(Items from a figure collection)
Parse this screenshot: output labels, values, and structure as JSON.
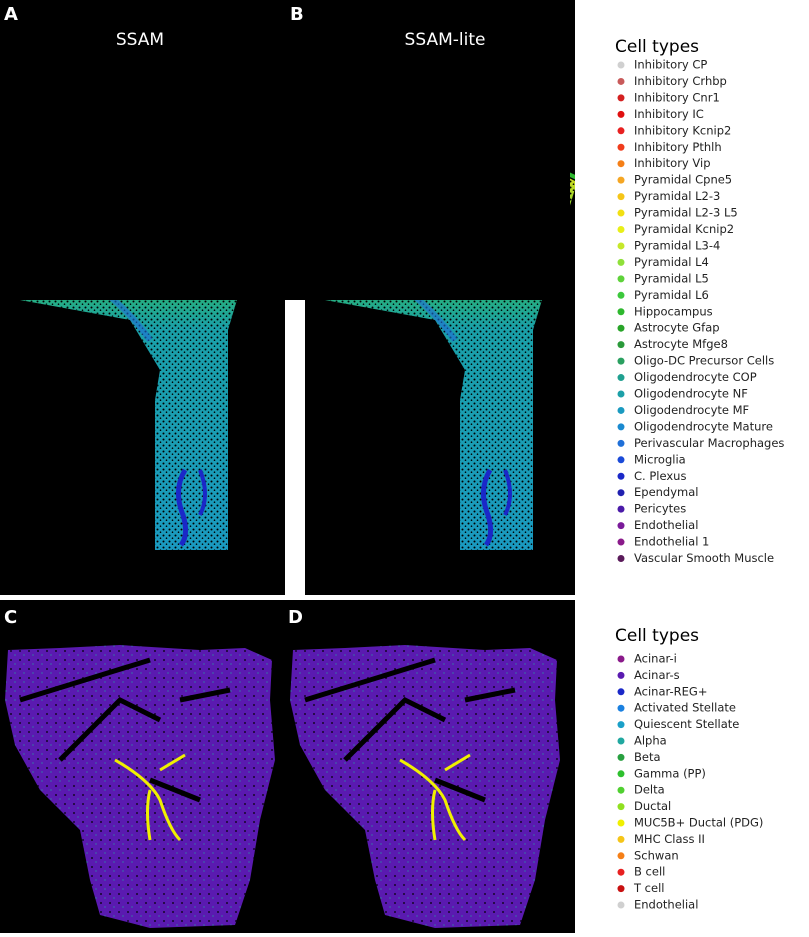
{
  "panels": [
    {
      "label": "A",
      "title": "SSAM"
    },
    {
      "label": "B",
      "title": "SSAM-lite"
    },
    {
      "label": "C"
    },
    {
      "label": "D"
    }
  ],
  "legends": [
    {
      "title": "Cell types",
      "items": [
        {
          "label": "Inhibitory CP",
          "color": "#d0d0d0"
        },
        {
          "label": "Inhibitory Crhbp",
          "color": "#c85a5a"
        },
        {
          "label": "Inhibitory Cnr1",
          "color": "#d42020"
        },
        {
          "label": "Inhibitory IC",
          "color": "#e01010"
        },
        {
          "label": "Inhibitory Kcnip2",
          "color": "#e82020"
        },
        {
          "label": "Inhibitory Pthlh",
          "color": "#f03c1c"
        },
        {
          "label": "Inhibitory Vip",
          "color": "#f57f17"
        },
        {
          "label": "Pyramidal Cpne5",
          "color": "#f5a623"
        },
        {
          "label": "Pyramidal L2-3",
          "color": "#f5c518"
        },
        {
          "label": "Pyramidal L2-3 L5",
          "color": "#f2e012"
        },
        {
          "label": "Pyramidal Kcnip2",
          "color": "#e8ef18"
        },
        {
          "label": "Pyramidal L3-4",
          "color": "#c6e82a"
        },
        {
          "label": "Pyramidal L4",
          "color": "#8fe03a"
        },
        {
          "label": "Pyramidal L5",
          "color": "#5ed23a"
        },
        {
          "label": "Pyramidal L6",
          "color": "#3cc83c"
        },
        {
          "label": "Hippocampus",
          "color": "#2eb82e"
        },
        {
          "label": "Astrocyte Gfap",
          "color": "#28a428"
        },
        {
          "label": "Astrocyte Mfge8",
          "color": "#2a9a3a"
        },
        {
          "label": "Oligo-DC Precursor Cells",
          "color": "#2aa060"
        },
        {
          "label": "Oligodendrocyte COP",
          "color": "#20a090"
        },
        {
          "label": "Oligodendrocyte NF",
          "color": "#1ca0a8"
        },
        {
          "label": "Oligodendrocyte MF",
          "color": "#1a9ac0"
        },
        {
          "label": "Oligodendrocyte Mature",
          "color": "#1a8ad0"
        },
        {
          "label": "Perivascular Macrophages",
          "color": "#2070d8"
        },
        {
          "label": "Microglia",
          "color": "#1a4ad8"
        },
        {
          "label": "C. Plexus",
          "color": "#1a28c8"
        },
        {
          "label": "Ependymal",
          "color": "#2020b0"
        },
        {
          "label": "Pericytes",
          "color": "#4a1aa8"
        },
        {
          "label": "Endothelial",
          "color": "#7a1a9a"
        },
        {
          "label": "Endothelial 1",
          "color": "#8a1a8a"
        },
        {
          "label": "Vascular Smooth Muscle",
          "color": "#5a1a5a"
        }
      ]
    },
    {
      "title": "Cell types",
      "items": [
        {
          "label": "Acinar-i",
          "color": "#8a1a8a"
        },
        {
          "label": "Acinar-s",
          "color": "#5a1ab0"
        },
        {
          "label": "Acinar-REG+",
          "color": "#1a28c8"
        },
        {
          "label": "Activated Stellate",
          "color": "#1a80e0"
        },
        {
          "label": "Quiescent Stellate",
          "color": "#1aa0c8"
        },
        {
          "label": "Alpha",
          "color": "#20a8a0"
        },
        {
          "label": "Beta",
          "color": "#28a040"
        },
        {
          "label": "Gamma (PP)",
          "color": "#2ec02e"
        },
        {
          "label": "Delta",
          "color": "#50d030"
        },
        {
          "label": "Ductal",
          "color": "#90e020"
        },
        {
          "label": "MUC5B+ Ductal (PDG)",
          "color": "#f0f000"
        },
        {
          "label": "MHC Class II",
          "color": "#f5c518"
        },
        {
          "label": "Schwan",
          "color": "#f57f17"
        },
        {
          "label": "B cell",
          "color": "#e82020"
        },
        {
          "label": "T cell",
          "color": "#c81010"
        },
        {
          "label": "Endothelial",
          "color": "#d0d0d0"
        }
      ]
    }
  ]
}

→ Task: If the word "Acinar" appears in a line above, copy that line.

→ Answer for this exercise:
          "label": "Acinar-i",
          "label": "Acinar-s",
          "label": "Acinar-REG+",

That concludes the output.